Each line containing the word "only" needs to be copied.

start Material provided

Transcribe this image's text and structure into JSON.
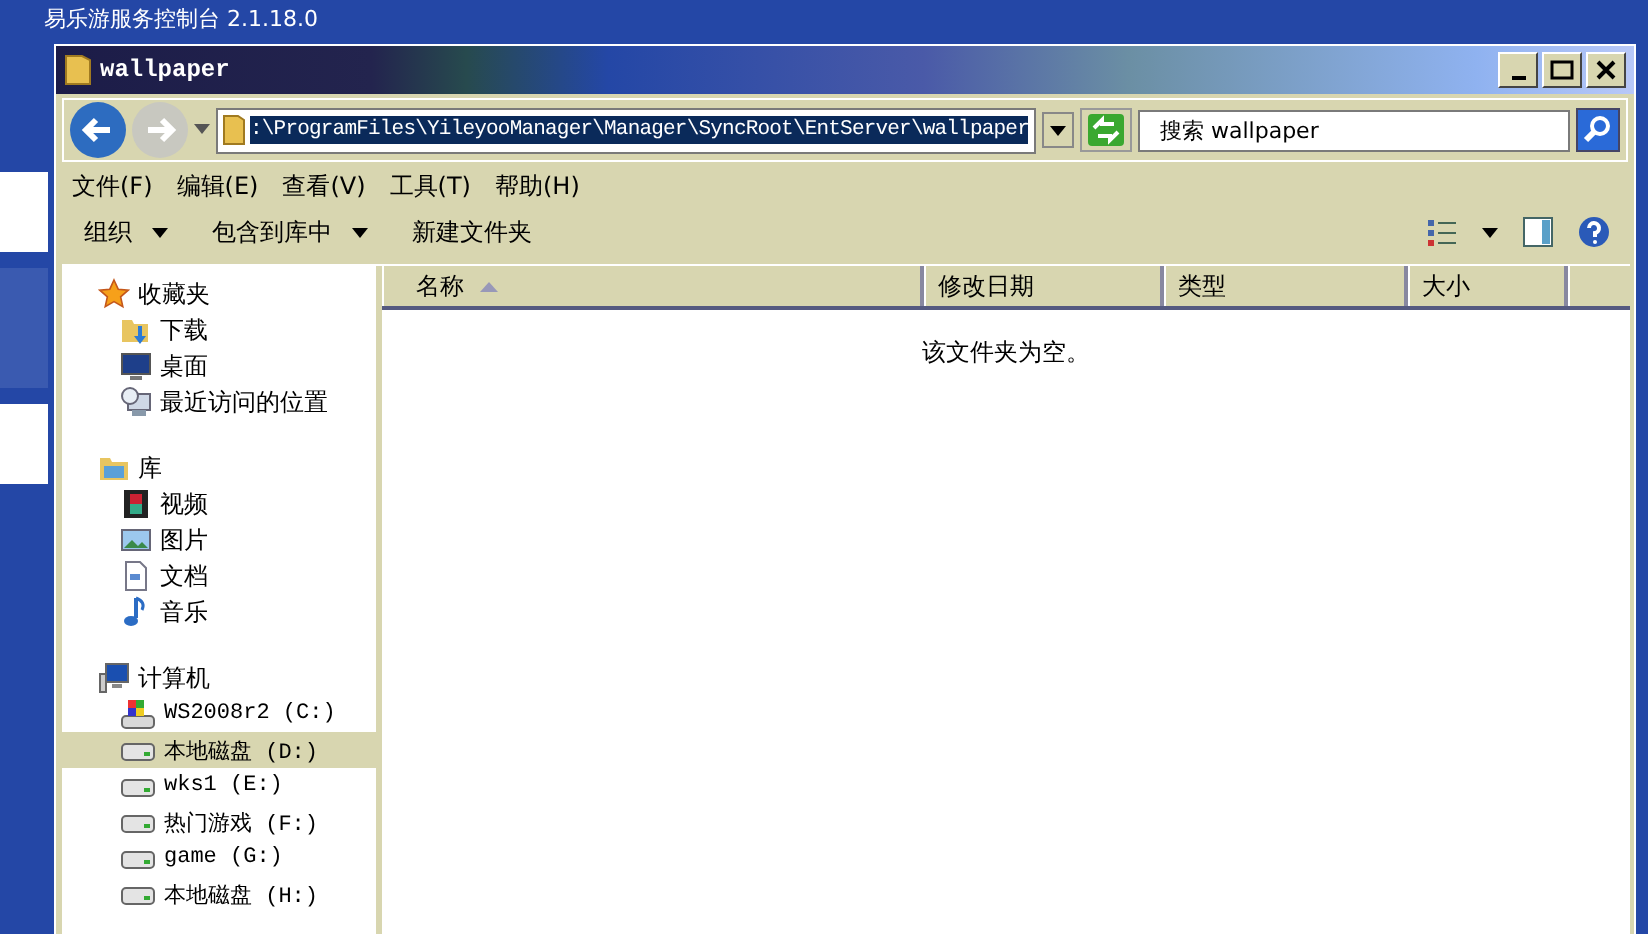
{
  "background_app": {
    "title": "易乐游服务控制台 2.1.18.0"
  },
  "window": {
    "title": "wallpaper"
  },
  "address_bar": {
    "path": ":\\ProgramFiles\\YileyooManager\\Manager\\SyncRoot\\EntServer\\wallpaper"
  },
  "search": {
    "placeholder": "搜索 wallpaper"
  },
  "menu": [
    "文件(F)",
    "编辑(E)",
    "查看(V)",
    "工具(T)",
    "帮助(H)"
  ],
  "toolbar": [
    {
      "label": "组织",
      "dropdown": true
    },
    {
      "label": "包含到库中",
      "dropdown": true
    },
    {
      "label": "新建文件夹",
      "dropdown": false
    }
  ],
  "sidebar": {
    "groups": [
      {
        "label": "收藏夹",
        "kind": "star",
        "items": [
          {
            "label": "下载",
            "kind": "download",
            "selected": false
          },
          {
            "label": "桌面",
            "kind": "desktop",
            "selected": false
          },
          {
            "label": "最近访问的位置",
            "kind": "recent",
            "selected": false
          }
        ]
      },
      {
        "label": "库",
        "kind": "library",
        "items": [
          {
            "label": "视频",
            "kind": "video",
            "selected": false
          },
          {
            "label": "图片",
            "kind": "picture",
            "selected": false
          },
          {
            "label": "文档",
            "kind": "document",
            "selected": false
          },
          {
            "label": "音乐",
            "kind": "music",
            "selected": false
          }
        ]
      },
      {
        "label": "计算机",
        "kind": "computer",
        "items": [
          {
            "label": "WS2008r2 (C:)",
            "kind": "osdrive",
            "selected": false
          },
          {
            "label": "本地磁盘 (D:)",
            "kind": "drive",
            "selected": true
          },
          {
            "label": "wks1 (E:)",
            "kind": "drive",
            "selected": false
          },
          {
            "label": "热门游戏 (F:)",
            "kind": "drive",
            "selected": false
          },
          {
            "label": "game (G:)",
            "kind": "drive",
            "selected": false
          },
          {
            "label": "本地磁盘 (H:)",
            "kind": "drive",
            "selected": false
          }
        ]
      }
    ]
  },
  "table": {
    "columns": [
      {
        "label": "名称",
        "sorted": true
      },
      {
        "label": "修改日期",
        "sorted": false
      },
      {
        "label": "类型",
        "sorted": false
      },
      {
        "label": "大小",
        "sorted": false
      }
    ],
    "empty_message": "该文件夹为空。"
  }
}
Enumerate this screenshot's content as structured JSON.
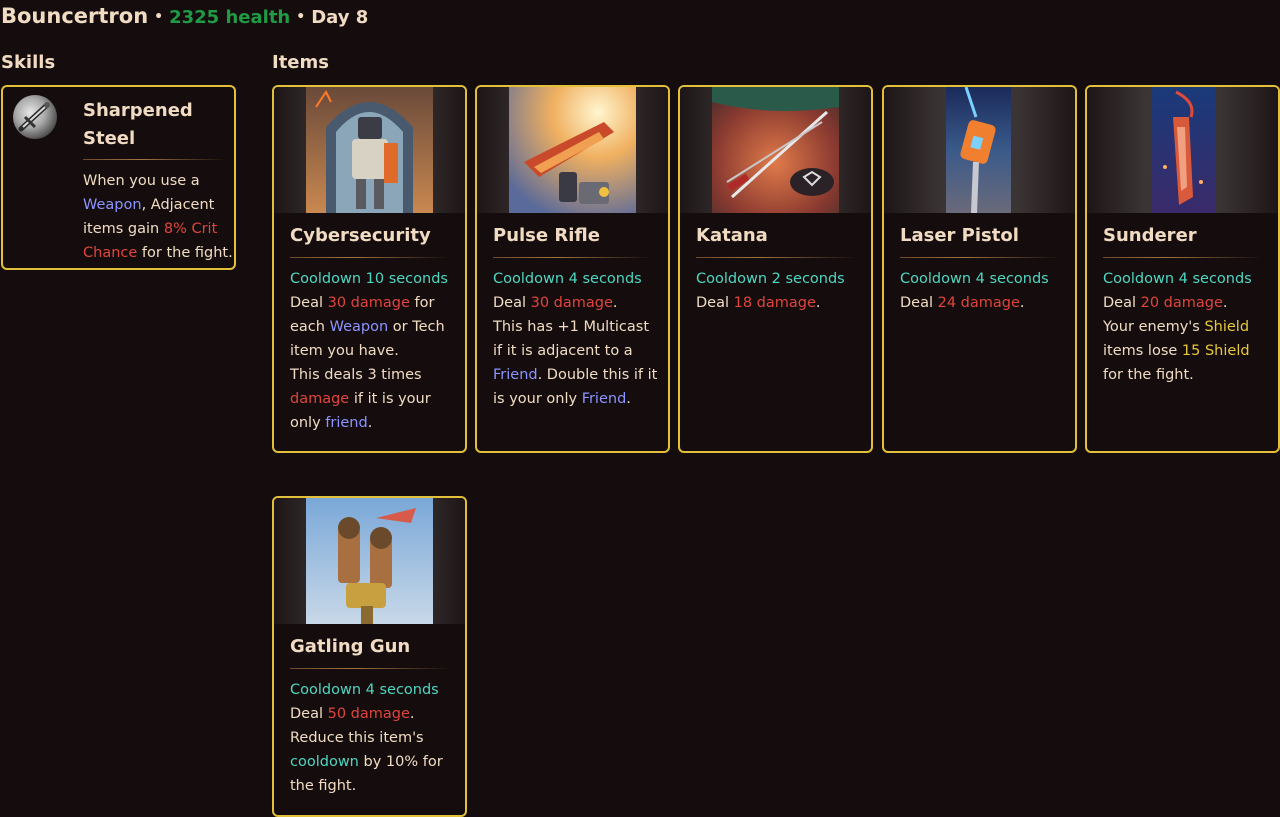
{
  "header": {
    "name": "Bouncertron",
    "sep1": "•",
    "health": "2325 health",
    "sep2": "•",
    "day": "Day 8"
  },
  "sections": {
    "skills": "Skills",
    "items": "Items"
  },
  "skill": {
    "title_line1": "Sharpened",
    "title_line2": "Steel",
    "desc": {
      "t1": "When you use a ",
      "k1": "Weapon",
      "t2": ", Adjacent items gain ",
      "k2": "8% Crit Chance",
      "t3": " for the fight."
    },
    "icon": "sword-skill-icon"
  },
  "items": [
    {
      "title": "Cybersecurity",
      "cooldown": "Cooldown 10 seconds",
      "p": {
        "a": "Deal ",
        "dmg": "30 damage",
        "b": " for each ",
        "weapon": "Weapon",
        "c": " or Tech item you have.",
        "d": "This deals 3 times ",
        "dmg2": "damage",
        "e": " if it is your only ",
        "friend": "friend",
        "f": "."
      }
    },
    {
      "title": "Pulse Rifle",
      "cooldown": "Cooldown 4 seconds",
      "p": {
        "a": "Deal ",
        "dmg": "30 damage",
        "b": ".",
        "c": "This has +1 Multicast if it is adjacent to a ",
        "friend": "Friend",
        "d": ". Double this if it is your only ",
        "friend2": "Friend",
        "e": "."
      }
    },
    {
      "title": "Katana",
      "cooldown": "Cooldown 2 seconds",
      "p": {
        "a": "Deal ",
        "dmg": "18 damage",
        "b": "."
      }
    },
    {
      "title": "Laser Pistol",
      "cooldown": "Cooldown 4 seconds",
      "p": {
        "a": "Deal ",
        "dmg": "24 damage",
        "b": "."
      }
    },
    {
      "title": "Sunderer",
      "cooldown": "Cooldown 4 seconds",
      "p": {
        "a": "Deal ",
        "dmg": "20 damage",
        "b": ".",
        "c": "Your enemy's ",
        "shield": "Shield",
        "d": " items lose ",
        "shield2": "15 Shield",
        "e": " for the fight."
      }
    },
    {
      "title": "Gatling Gun",
      "cooldown": "Cooldown 4 seconds",
      "p": {
        "a": "Deal ",
        "dmg": "50 damage",
        "b": ".",
        "c": "Reduce this item's ",
        "cool": "cooldown",
        "d": " by 10% for the fight."
      }
    }
  ],
  "colors": {
    "background": "#150d0d",
    "border": "#e3c03a",
    "health": "#1f9a45",
    "cooldown": "#4fd6c2",
    "damage": "#e0453c",
    "keyword": "#8c94ff",
    "shield": "#e8c83a"
  }
}
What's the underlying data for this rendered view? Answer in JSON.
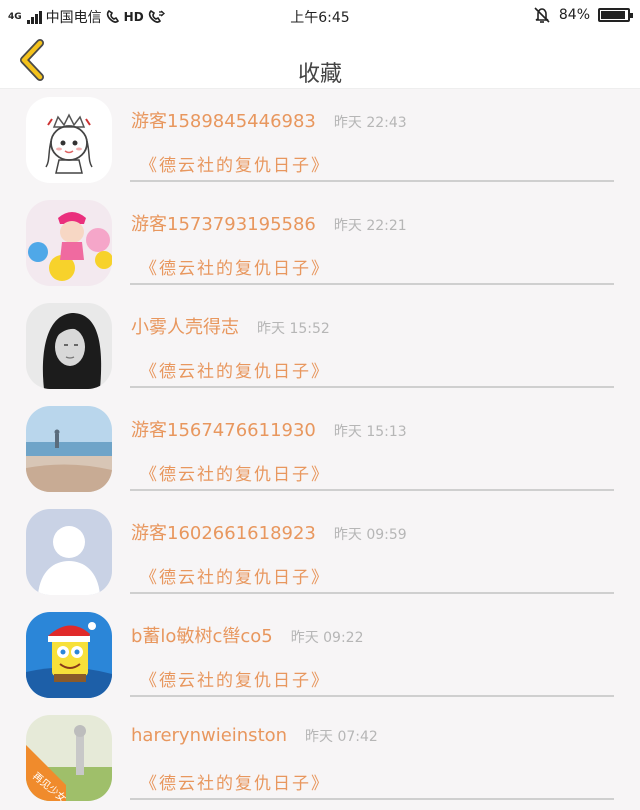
{
  "status_bar": {
    "network": "4G",
    "carrier": "中国电信",
    "hd": "HD",
    "time": "上午6:45",
    "battery": "84%",
    "battery_level": 0.84
  },
  "nav": {
    "back_icon": "chevron-left-icon",
    "title": "收藏"
  },
  "favorites": [
    {
      "user": "游客1589845446983",
      "time": "昨天 22:43",
      "title": "《德云社的复仇日子》"
    },
    {
      "user": "游客1573793195586",
      "time": "昨天 22:21",
      "title": "《德云社的复仇日子》"
    },
    {
      "user": "小雾人壳得志",
      "time": "昨天 15:52",
      "title": "《德云社的复仇日子》"
    },
    {
      "user": "游客1567476611930",
      "time": "昨天 15:13",
      "title": "《德云社的复仇日子》"
    },
    {
      "user": "游客1602661618923",
      "time": "昨天 09:59",
      "title": "《德云社的复仇日子》"
    },
    {
      "user": "b蓄lo敏树c辔co5",
      "time": "昨天 09:22",
      "title": "《德云社的复仇日子》"
    },
    {
      "user": "harerynwieinston",
      "time": "昨天 07:42",
      "title": "《德云社的复仇日子》"
    }
  ],
  "avatar_7_text": "再见少女",
  "colors": {
    "accent": "#e8975e",
    "time_gray": "#b6b6b6",
    "background": "#f7f5f6"
  }
}
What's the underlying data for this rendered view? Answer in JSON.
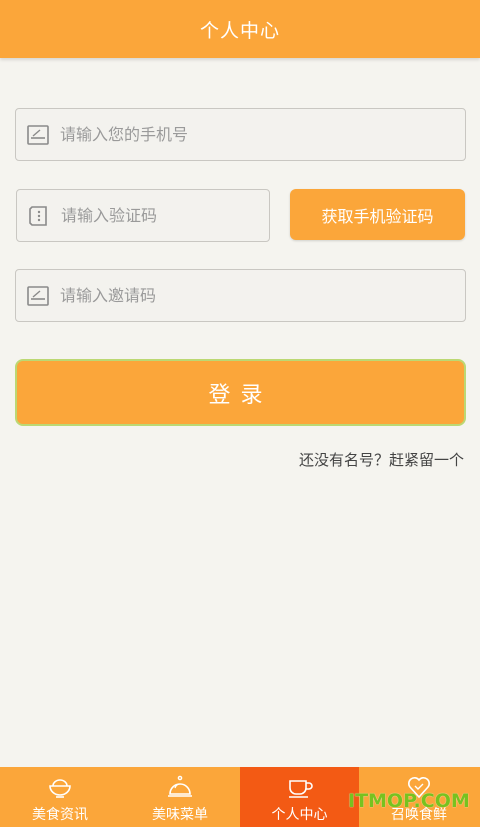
{
  "header": {
    "title": "个人中心"
  },
  "form": {
    "phone_placeholder": "请输入您的手机号",
    "code_placeholder": "请输入验证码",
    "get_code_label": "获取手机验证码",
    "invite_placeholder": "请输入邀请码",
    "login_label": "登录",
    "register_link": "还没有名号？赶紧留一个"
  },
  "tabs": [
    {
      "label": "美食资讯",
      "icon": "rice-bowl-icon",
      "active": false
    },
    {
      "label": "美味菜单",
      "icon": "cloche-icon",
      "active": false
    },
    {
      "label": "个人中心",
      "icon": "cup-icon",
      "active": true
    },
    {
      "label": "召唤食鲜",
      "icon": "heart-icon",
      "active": false
    }
  ],
  "watermark": "ITMOP.COM",
  "colors": {
    "accent": "#fba63a",
    "active_tab": "#f35a14",
    "background": "#f5f4ef"
  }
}
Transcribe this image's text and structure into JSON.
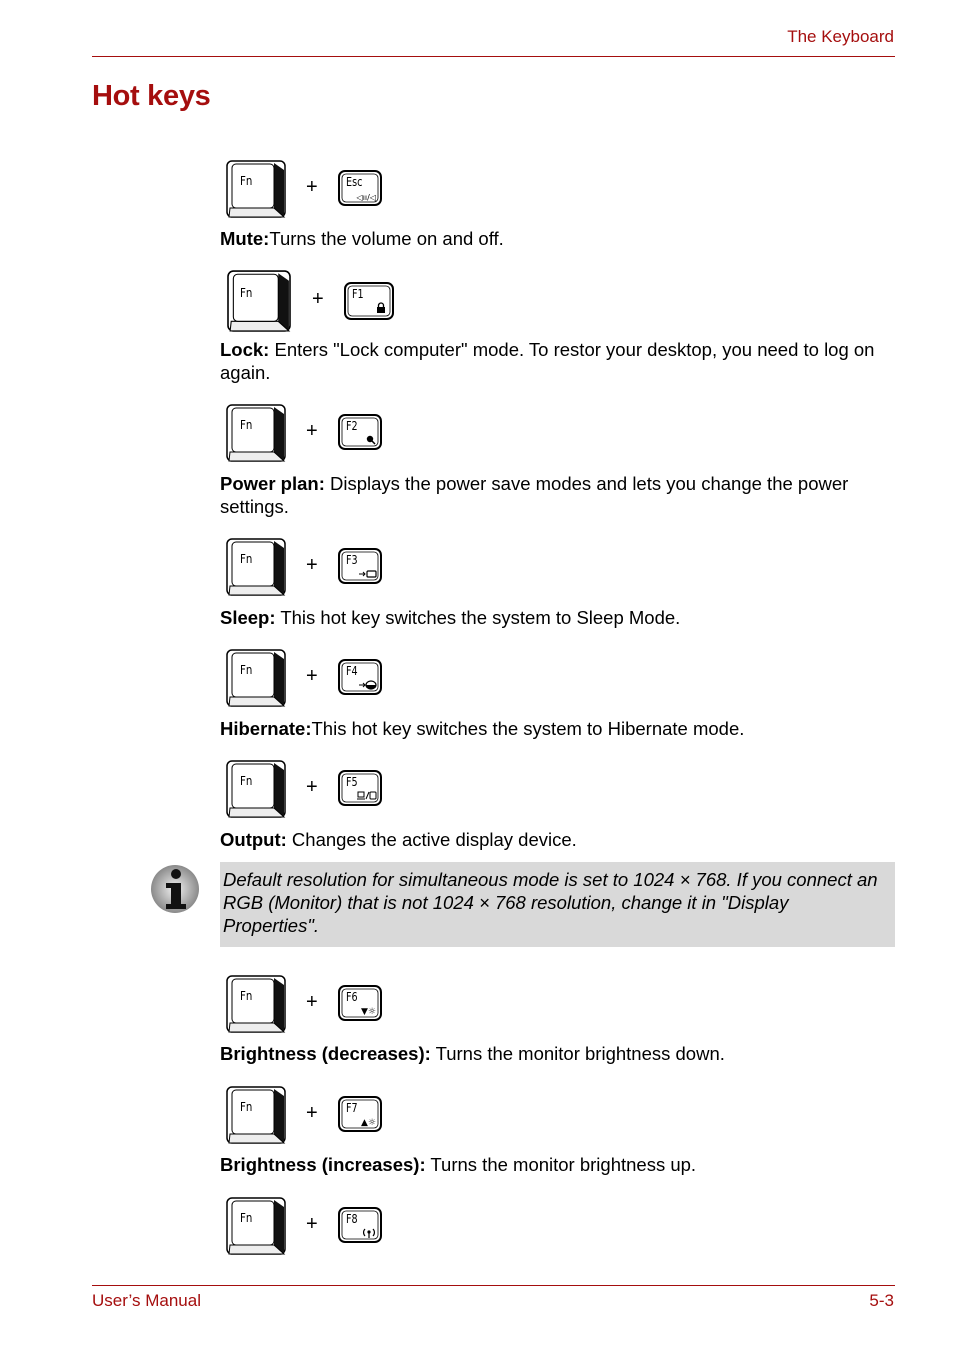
{
  "header": {
    "section_title": "The Keyboard"
  },
  "page_title": "Hot keys",
  "hotkeys": [
    {
      "fn": "Fn",
      "plus": "+",
      "key": "Esc",
      "glyph": "🔈/🔇",
      "label": "Mute:",
      "text": "Turns the volume on and off."
    },
    {
      "fn": "Fn",
      "plus": "+",
      "key": "F1",
      "glyph": "🔒",
      "label": "Lock:",
      "text": " Enters \"Lock computer\" mode. To restor your desktop, you need to log on again."
    },
    {
      "fn": "Fn",
      "plus": "+",
      "key": "F2",
      "glyph": "●",
      "label": "Power plan:",
      "text": " Displays the power save modes and lets you change the power settings."
    },
    {
      "fn": "Fn",
      "plus": "+",
      "key": "F3",
      "glyph": "→▭",
      "label": "Sleep:",
      "text": " This hot key switches the system to Sleep Mode."
    },
    {
      "fn": "Fn",
      "plus": "+",
      "key": "F4",
      "glyph": "→◒",
      "label": "Hibernate:",
      "text": "This hot key switches the system to Hibernate mode."
    },
    {
      "fn": "Fn",
      "plus": "+",
      "key": "F5",
      "glyph": "▭/▢",
      "label": "Output:",
      "text": " Changes the active display device."
    },
    {
      "fn": "Fn",
      "plus": "+",
      "key": "F6",
      "glyph": "▼☼",
      "label": "Brightness (decreases):",
      "text": " Turns the monitor brightness down."
    },
    {
      "fn": "Fn",
      "plus": "+",
      "key": "F7",
      "glyph": "▲☼",
      "label": "Brightness (increases):",
      "text": " Turns the monitor brightness up."
    },
    {
      "fn": "Fn",
      "plus": "+",
      "key": "F8",
      "glyph": "((•))",
      "label": "",
      "text": ""
    }
  ],
  "note": {
    "icon": "info-icon",
    "text": "Default resolution for simultaneous mode is set to 1024 × 768. If you connect an RGB (Monitor) that is not 1024 × 768 resolution, change it in \"Display Properties\"."
  },
  "footer": {
    "left": "User’s Manual",
    "right": "5-3"
  }
}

end Material provided

** Answer for the task **
        "e": " if it is your only ",
        "d": ". Double this if it is your only ",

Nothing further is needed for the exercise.